Page extract: Begin

A decade ago, if a dekstop computer got infected with malware the main symptom probably was an intrusive browser toolbar of some kind. These days if your mobile or desktop computer is infected what gets installed is likely to be “ransomware” — malicious software that locks your most prized documents, songs and pictures with strong encryption and then requires you to pay for a key to unlock the files.
What is ransomware?
Ransomware — malicious software that encrypts the victim’s files and holds them hostage unless and until the victim pays a ransom in Bitcoin — has emerged as a potent and increasingly common threat online. But many Internet users are unaware that ransomware also can just as easily seize control over files stored on cloud services.
The role of bitcoin
Since 2013, when Bitcoin first entered the mainstream, it has been used as a payment option for ransomware. While Bitcoin has proven popular for this purpose, the unique properties of the cryptocurrency cut both ways — creating a double-edged sword for attackers.
Irreversible transactions are useful for cybercriminals as they can avoid chargebacks after they have delivered the decryption key. Or they can simply keep demanding more funds without ever delivering.For the attackers, it’s this quality that makes Bitcoin an attractive ransomware payment method. Bitcoin payments cannot be reversed or stopped, unlike wire transfers, prepaid cards, or SMS payments, which in some cases promise higher levels of anonymity.

Page extract: End
Supplied entries: Begin

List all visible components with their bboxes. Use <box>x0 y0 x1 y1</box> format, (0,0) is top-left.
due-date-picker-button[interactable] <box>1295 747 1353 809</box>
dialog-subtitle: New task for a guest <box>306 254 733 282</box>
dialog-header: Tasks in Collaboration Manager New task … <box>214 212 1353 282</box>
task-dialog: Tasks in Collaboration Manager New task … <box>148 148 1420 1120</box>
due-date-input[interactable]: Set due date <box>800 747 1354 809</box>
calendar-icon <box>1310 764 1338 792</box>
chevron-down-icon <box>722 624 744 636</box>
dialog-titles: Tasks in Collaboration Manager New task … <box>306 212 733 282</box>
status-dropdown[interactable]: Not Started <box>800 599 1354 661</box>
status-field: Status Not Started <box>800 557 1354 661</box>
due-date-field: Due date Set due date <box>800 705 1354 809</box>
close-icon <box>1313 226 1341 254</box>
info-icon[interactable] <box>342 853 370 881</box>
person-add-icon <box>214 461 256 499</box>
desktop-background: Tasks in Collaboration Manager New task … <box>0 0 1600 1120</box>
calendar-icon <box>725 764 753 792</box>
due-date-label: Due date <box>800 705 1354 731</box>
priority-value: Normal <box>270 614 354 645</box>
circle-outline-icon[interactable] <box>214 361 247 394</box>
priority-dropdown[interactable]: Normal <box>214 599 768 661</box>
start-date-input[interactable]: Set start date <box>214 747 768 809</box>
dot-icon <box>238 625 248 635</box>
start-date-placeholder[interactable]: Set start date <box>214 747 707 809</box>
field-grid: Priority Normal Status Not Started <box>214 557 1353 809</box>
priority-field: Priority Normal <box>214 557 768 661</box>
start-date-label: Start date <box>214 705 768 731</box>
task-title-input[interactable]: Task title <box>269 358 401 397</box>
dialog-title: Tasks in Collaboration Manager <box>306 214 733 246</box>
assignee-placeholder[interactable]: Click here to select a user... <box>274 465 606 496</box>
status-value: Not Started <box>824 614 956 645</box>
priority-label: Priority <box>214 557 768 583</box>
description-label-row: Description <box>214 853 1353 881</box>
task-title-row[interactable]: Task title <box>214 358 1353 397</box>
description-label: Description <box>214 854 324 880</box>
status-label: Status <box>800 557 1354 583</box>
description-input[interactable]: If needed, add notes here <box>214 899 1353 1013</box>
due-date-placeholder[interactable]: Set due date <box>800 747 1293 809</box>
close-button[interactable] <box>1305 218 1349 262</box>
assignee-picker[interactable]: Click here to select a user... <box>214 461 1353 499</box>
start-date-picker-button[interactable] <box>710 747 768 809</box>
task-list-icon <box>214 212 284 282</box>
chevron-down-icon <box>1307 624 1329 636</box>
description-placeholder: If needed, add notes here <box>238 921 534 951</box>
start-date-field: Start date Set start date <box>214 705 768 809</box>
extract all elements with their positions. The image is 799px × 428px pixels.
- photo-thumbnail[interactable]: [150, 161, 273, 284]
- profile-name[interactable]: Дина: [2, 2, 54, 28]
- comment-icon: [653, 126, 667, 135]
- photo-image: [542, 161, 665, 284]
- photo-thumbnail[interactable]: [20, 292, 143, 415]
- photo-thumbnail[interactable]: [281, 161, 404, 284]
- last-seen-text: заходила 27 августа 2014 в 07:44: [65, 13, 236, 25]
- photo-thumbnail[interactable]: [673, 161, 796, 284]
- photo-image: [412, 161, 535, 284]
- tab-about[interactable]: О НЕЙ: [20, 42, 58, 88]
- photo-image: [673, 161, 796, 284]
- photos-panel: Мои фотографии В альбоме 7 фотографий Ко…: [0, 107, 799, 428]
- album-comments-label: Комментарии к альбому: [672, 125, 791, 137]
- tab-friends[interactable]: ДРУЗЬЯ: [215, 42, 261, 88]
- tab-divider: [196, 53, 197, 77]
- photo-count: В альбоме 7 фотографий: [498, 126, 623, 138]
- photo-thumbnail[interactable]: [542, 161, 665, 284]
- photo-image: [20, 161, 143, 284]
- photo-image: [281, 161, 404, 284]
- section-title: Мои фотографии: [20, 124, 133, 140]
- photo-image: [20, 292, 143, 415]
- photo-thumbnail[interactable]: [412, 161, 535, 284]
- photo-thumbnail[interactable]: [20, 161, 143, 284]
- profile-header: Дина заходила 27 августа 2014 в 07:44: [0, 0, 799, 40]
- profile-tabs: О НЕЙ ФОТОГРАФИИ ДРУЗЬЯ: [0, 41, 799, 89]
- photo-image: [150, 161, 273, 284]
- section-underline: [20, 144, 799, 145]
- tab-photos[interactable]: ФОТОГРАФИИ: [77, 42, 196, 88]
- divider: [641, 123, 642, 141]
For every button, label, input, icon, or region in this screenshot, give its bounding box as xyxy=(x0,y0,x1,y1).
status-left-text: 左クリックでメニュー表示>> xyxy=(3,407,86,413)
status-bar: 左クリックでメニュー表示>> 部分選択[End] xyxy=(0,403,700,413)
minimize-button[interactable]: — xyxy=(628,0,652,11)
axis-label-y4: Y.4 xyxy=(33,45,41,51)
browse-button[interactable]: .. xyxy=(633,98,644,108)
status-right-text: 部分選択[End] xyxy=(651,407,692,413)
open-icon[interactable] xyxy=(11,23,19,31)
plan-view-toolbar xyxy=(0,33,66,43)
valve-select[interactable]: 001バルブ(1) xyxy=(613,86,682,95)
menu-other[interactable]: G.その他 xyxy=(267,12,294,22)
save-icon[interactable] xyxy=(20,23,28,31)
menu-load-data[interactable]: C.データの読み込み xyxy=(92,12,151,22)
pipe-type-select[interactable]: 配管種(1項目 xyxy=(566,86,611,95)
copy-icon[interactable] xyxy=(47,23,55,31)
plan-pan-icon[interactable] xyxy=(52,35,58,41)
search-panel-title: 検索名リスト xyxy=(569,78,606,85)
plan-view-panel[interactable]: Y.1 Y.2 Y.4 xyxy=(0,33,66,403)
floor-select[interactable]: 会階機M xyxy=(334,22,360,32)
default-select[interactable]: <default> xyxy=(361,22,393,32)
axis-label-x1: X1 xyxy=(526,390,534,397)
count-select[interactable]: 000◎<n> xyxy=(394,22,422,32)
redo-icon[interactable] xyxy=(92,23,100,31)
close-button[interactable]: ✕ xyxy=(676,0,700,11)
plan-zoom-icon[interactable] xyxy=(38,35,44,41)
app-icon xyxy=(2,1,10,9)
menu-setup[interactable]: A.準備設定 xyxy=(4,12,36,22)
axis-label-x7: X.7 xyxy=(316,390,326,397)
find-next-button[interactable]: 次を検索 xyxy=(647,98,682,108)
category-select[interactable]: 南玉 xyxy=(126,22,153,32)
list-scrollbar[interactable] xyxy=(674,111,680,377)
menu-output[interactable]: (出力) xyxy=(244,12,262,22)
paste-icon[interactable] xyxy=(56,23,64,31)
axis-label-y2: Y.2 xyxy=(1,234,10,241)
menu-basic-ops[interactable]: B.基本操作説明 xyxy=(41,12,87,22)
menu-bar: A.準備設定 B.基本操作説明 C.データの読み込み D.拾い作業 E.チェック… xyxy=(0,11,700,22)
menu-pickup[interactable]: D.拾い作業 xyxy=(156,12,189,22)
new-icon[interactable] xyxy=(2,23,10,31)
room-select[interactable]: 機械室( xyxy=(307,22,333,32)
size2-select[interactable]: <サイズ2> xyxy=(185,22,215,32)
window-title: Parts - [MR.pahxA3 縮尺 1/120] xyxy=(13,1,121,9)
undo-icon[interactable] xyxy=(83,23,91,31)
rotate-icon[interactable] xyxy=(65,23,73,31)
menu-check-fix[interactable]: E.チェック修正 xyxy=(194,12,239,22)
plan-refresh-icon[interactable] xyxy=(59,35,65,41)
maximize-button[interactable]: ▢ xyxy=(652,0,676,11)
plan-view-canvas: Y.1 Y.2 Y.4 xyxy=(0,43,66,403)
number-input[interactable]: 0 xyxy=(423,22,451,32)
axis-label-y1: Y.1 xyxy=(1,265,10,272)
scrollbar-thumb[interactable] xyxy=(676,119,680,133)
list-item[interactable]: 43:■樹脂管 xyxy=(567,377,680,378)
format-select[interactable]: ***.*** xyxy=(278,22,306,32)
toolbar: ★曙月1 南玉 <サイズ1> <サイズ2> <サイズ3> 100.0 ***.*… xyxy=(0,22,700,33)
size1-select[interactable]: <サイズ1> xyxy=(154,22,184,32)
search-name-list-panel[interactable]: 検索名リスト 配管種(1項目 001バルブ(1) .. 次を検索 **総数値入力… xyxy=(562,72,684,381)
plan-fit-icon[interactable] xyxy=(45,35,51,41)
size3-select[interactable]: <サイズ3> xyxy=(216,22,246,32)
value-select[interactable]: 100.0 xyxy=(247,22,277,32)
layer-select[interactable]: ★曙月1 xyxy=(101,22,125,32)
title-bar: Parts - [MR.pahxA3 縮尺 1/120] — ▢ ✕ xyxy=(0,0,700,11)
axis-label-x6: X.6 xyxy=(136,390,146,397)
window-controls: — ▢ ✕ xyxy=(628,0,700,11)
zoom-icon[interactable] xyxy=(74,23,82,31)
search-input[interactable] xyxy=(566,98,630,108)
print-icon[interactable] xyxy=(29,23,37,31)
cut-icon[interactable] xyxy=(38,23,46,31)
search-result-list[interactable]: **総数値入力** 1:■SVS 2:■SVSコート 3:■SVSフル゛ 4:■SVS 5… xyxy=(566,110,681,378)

Supplied entries: End

▸ Assignment 1
According to the ransomware article, since what year has Bitcoin been used as a payment option for ransomware?
▸ Assignment 2
Carry on the ransomware article from its last sentence.

▸ Answer area 1
Since 2013

▸ Answer area 2
Attack on the rise
Yesterday, some residents of Johannesburg, the largest city in South Africa, were left without electricity after the city’s power company got attacked by a ransomware virus. City Power, the company responsible for powering South Africa’s financial capital Johannesburg, confirmed Thursday on Twitter that it had been hit by a Ransomware virus that had encrypted all of its databases, applications, and network. The attack prevented prepaid customers from buying electricity units, upload invoices when making payments, or access the City Power’s official website, eventually leaving them without power.
According to SonicWall cyber threat report current trend sees global common malware volume slow down comparing to 2018 and its gets replacing by ransomware attacks which now at the all time high volume hit. In 2018, SonicWall logged more than 2.8 million ransomware malware attacks, which was already a 27% jump over the previous year. So far in 2019, that threat is only accelerating. Through the first six months of 2019, SonicWall has registered 2.4 million ransomware attacks, almost eclipsing the 2018 full-year total in half the time. This marks a 76% year-to-date increase.
How to protect yourself?
Regularly backup your data, and make sure the backups are not connected to the computers and networks they are backing up.Most ransomware variants can encrypt files on any attached drives or network files that are also accessible to the host machine (including cloud hosting and cloud-based backups if those passwords are stored on the machine).
Many companies are now selling products that claim to block ransomware attacks. Those claims are beyond the scope of this article, but don’t be lulled into thinking these products will always protect you.
Even products that could somehow block all ransomware attacks can’t prevent the biggest reason that ransomware attacks succeed: They trick victims into taking an action that inadvertently undermines the security of their device — be it a smart phone, tablet or desktop computer.
This usually involves clicking a link or downloading and opening a file that arrives in an email or instant message. In either case, it is an action that opens the door to the attacker to download and install malware.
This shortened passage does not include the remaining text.